(Dataset entries)
======

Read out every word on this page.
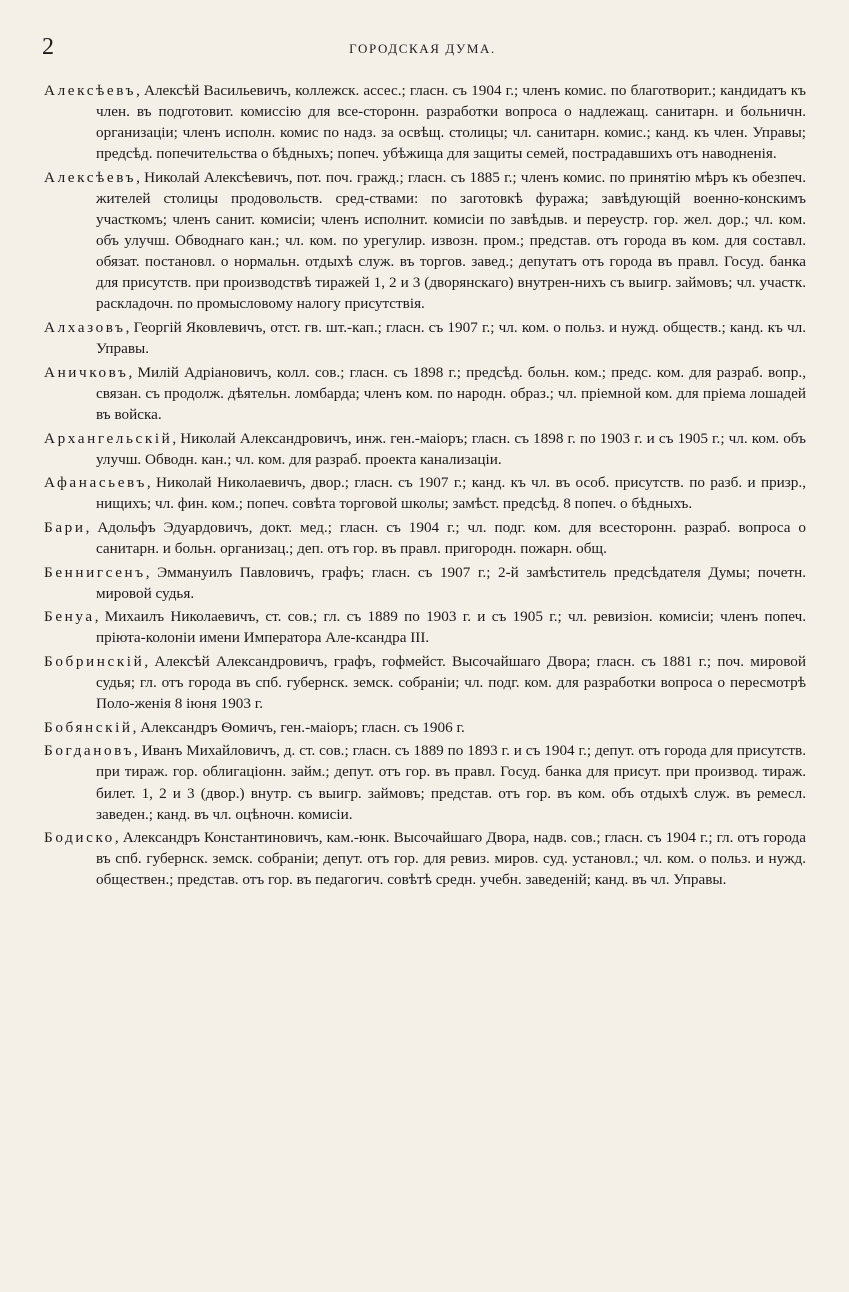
2	ГОРОДСКАЯ ДУМА.

Алексѣевъ, Алексѣй Васильевичъ, коллежск. ассес.; гласн. съ 1904 г.; членъ комис. по благотворит.; кандидатъ къ член. въ подготовит. комиссію для все-сторонн. разработки вопроса о надлежащ. санитарн. и больничн. организаціи; членъ исполн. комис по надз. за освѣщ. столицы; чл. санитарн. комис.; канд. къ член. Управы; предсѣд. попечительства о бѣдныхъ; попеч. убѣжища для защиты семей, пострадавшихъ отъ наводненія.

Алексѣевъ, Николай Алексѣевичъ, пот. поч. гражд.; гласн. съ 1885 г.; членъ комис. по принятію мѣръ къ обезпеч. жителей столицы продовольств. сред-ствами: по заготовкѣ фуража; завѣдующій военно-конскимъ участкомъ; членъ санит. комисіи; членъ исполнит. комисіи по завѣдыв. и переустр. гор. жел. дор.; чл. ком. объ улучш. Обводнаго кан.; чл. ком. по урегулир. извозн. пром.; представ. отъ города въ ком. для составл. обязат. постановл. о нормальн. отдыхѣ служ. въ торгов. завед.; депутатъ отъ города въ правл. Госуд. банка для присутств. при производствѣ тиражей 1, 2 и 3 (дворянскаго) внутрен-нихъ съ выигр. займовъ; чл. участк. раскладочн. по промысловому налогу присутствія.

Алхазовъ, Георгій Яковлевичъ, отст. гв. шт.-кап.; гласн. съ 1907 г.; чл. ком. о польз. и нужд. обществ.; канд. къ чл. Управы.

Аничковъ, Милій Адріановичъ, колл. сов.; гласн. съ 1898 г.; предсѣд. больн. ком.; предс. ком. для разраб. вопр., связан. съ продолж. дѣятельн. ломбарда; членъ ком. по народн. образ.; чл. пріемной ком. для пріема лошадей въ войска.

Архангельскій, Николай Александровичъ, инж. ген.-маіоръ; гласн. съ 1898 г. по 1903 г. и съ 1905 г.; чл. ком. объ улучш. Обводн. кан.; чл. ком. для разраб. проекта канализаціи.

Афанасьевъ, Николай Николаевичъ, двор.; гласн. съ 1907 г.; канд. къ чл. въ особ. присутств. по разб. и призр., нищихъ; чл. фин. ком.; попеч. совѣта торговой школы; замѣст. предсѣд. 8 попеч. о бѣдныхъ.

Бари, Адольфъ Эдуардовичъ, докт. мед.; гласн. съ 1904 г.; чл. подг. ком. для всесторонн. разраб. вопроса о санитарн. и больн. организац.; деп. отъ гор. въ правл. пригородн. пожарн. общ.

Беннигсенъ, Эммануилъ Павловичъ, графъ; гласн. съ 1907 г.; 2-й замѣститель предсѣдателя Думы; почетн. мировой судья.

Бенуа, Михаилъ Николаевичъ, ст. сов.; гл. съ 1889 по 1903 г. и съ 1905 г.; чл. ревизіон. комисіи; членъ попеч. пріюта-колоніи имени Императора Але-ксандра III.

Бобринскій, Алексѣй Александровичъ, графъ, гофмейст. Высочайшаго Двора; гласн. съ 1881 г.; поч. мировой судья; гл. отъ города въ спб. губернск. земск. собраніи; чл. подг. ком. для разработки вопроса о пересмотрѣ Поло-женія 8 іюня 1903 г.

Бобянскій, Александръ Ѳомичъ, ген.-маіоръ; гласн. съ 1906 г.

Богдановъ, Иванъ Михайловичъ, д. ст. сов.; гласн. съ 1889 по 1893 г. и съ 1904 г.; депут. отъ города для присутств. при тираж. гор. облигаціонн. займ.; депут. отъ гор. въ правл. Госуд. банка для присут. при производ. тираж. билет. 1, 2 и 3 (двор.) внутр. съ выигр. займовъ; представ. отъ гор. въ ком. объ отдыхѣ служ. въ ремесл. заведен.; канд. въ чл. оцѣночн. комисіи.

Бодиско, Александръ Константиновичъ, кам.-юнк. Высочайшаго Двора, надв. сов.; гласн. съ 1904 г.; гл. отъ города въ спб. губернск. земск. собраніи; депут. отъ гор. для ревиз. миров. суд. установл.; чл. ком. о польз. и нужд. обществен.; представ. отъ гор. въ педагогич. совѣтѣ средн. учебн. заведеній; канд. въ чл. Управы.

======

WHAT YOU NEED TO DO
Without including any picture, retype the entries exactly.

SOLUTION TO THE PROBLEM
Read out every word on this page.
2	ГОРОДСКАЯ ДУМА.

Алексѣевъ, Алексѣй Васильевичъ, коллежск. ассес.; гласн. съ 1904 г.; членъ комис. по благотворит.; кандидатъ къ член. въ подготовит. комиссію для все-сторонн. разработки вопроса о надлежащ. санитарн. и больничн. организаціи; членъ исполн. комис по надз. за освѣщ. столицы; чл. санитарн. комис.; канд. къ член. Управы; предсѣд. попечительства о бѣдныхъ; попеч. убѣжища для защиты семей, пострадавшихъ отъ наводненія.

Алексѣевъ, Николай Алексѣевичъ, пот. поч. гражд.; гласн. съ 1885 г.; членъ комис. по принятію мѣръ къ обезпеч. жителей столицы продовольств. сред-ствами: по заготовкѣ фуража; завѣдующій военно-конскимъ участкомъ; членъ санит. комисіи; членъ исполнит. комисіи по завѣдыв. и переустр. гор. жел. дор.; чл. ком. объ улучш. Обводнаго кан.; чл. ком. по урегулир. извозн. пром.; представ. отъ города въ ком. для составл. обязат. постановл. о нормальн. отдыхѣ служ. въ торгов. завед.; депутатъ отъ города въ правл. Госуд. банка для присутств. при производствѣ тиражей 1, 2 и 3 (дворянскаго) внутрен-нихъ съ выигр. займовъ; чл. участк. раскладочн. по промысловому налогу присутствія.

Алхазовъ, Георгій Яковлевичъ, отст. гв. шт.-кап.; гласн. съ 1907 г.; чл. ком. о польз. и нужд. обществ.; канд. къ чл. Управы.

Аничковъ, Милій Адріановичъ, колл. сов.; гласн. съ 1898 г.; предсѣд. больн. ком.; предс. ком. для разраб. вопр., связан. съ продолж. дѣятельн. ломбарда; членъ ком. по народн. образ.; чл. пріемной ком. для пріема лошадей въ войска.

Архангельскій, Николай Александровичъ, инж. ген.-маіоръ; гласн. съ 1898 г. по 1903 г. и съ 1905 г.; чл. ком. объ улучш. Обводн. кан.; чл. ком. для разраб. проекта канализаціи.

Афанасьевъ, Николай Николаевичъ, двор.; гласн. съ 1907 г.; канд. къ чл. въ особ. присутств. по разб. и призр., нищихъ; чл. фин. ком.; попеч. совѣта торговой школы; замѣст. предсѣд. 8 попеч. о бѣдныхъ.

Бари, Адольфъ Эдуардовичъ, докт. мед.; гласн. съ 1904 г.; чл. подг. ком. для всесторонн. разраб. вопроса о санитарн. и больн. организац.; деп. отъ гор. въ правл. пригородн. пожарн. общ.

Беннигсенъ, Эммануилъ Павловичъ, графъ; гласн. съ 1907 г.; 2-й замѣститель предсѣдателя Думы; почетн. мировой судья.

Бенуа, Михаилъ Николаевичъ, ст. сов.; гл. съ 1889 по 1903 г. и съ 1905 г.; чл. ревизіон. комисіи; членъ попеч. пріюта-колоніи имени Императора Але-ксандра III.

Бобринскій, Алексѣй Александровичъ, графъ, гофмейст. Высочайшаго Двора; гласн. съ 1881 г.; поч. мировой судья; гл. отъ города въ спб. губернск. земск. собраніи; чл. подг. ком. для разработки вопроса о пересмотрѣ Поло-женія 8 іюня 1903 г.

Бобянскій, Александръ Ѳомичъ, ген.-маіоръ; гласн. съ 1906 г.

Богдановъ, Иванъ Михайловичъ, д. ст. сов.; гласн. съ 1889 по 1893 г. и съ 1904 г.; депут. отъ города для присутств. при тираж. гор. облигаціонн. займ.; депут. отъ гор. въ правл. Госуд. банка для присут. при производ. тираж. билет. 1, 2 и 3 (двор.) внутр. съ выигр. займовъ; представ. отъ гор. въ ком. объ отдыхѣ служ. въ ремесл. заведен.; канд. въ чл. оцѣночн. комисіи.

Бодиско, Александръ Константиновичъ, кам.-юнк. Высочайшаго Двора, надв. сов.; гласн. съ 1904 г.; гл. отъ города въ спб. губернск. земск. собраніи; депут. отъ гор. для ревиз. миров. суд. установл.; чл. ком. о польз. и нужд. обществен.; представ. отъ гор. въ педагогич. совѣтѣ средн. учебн. заведеній; канд. въ чл. Управы.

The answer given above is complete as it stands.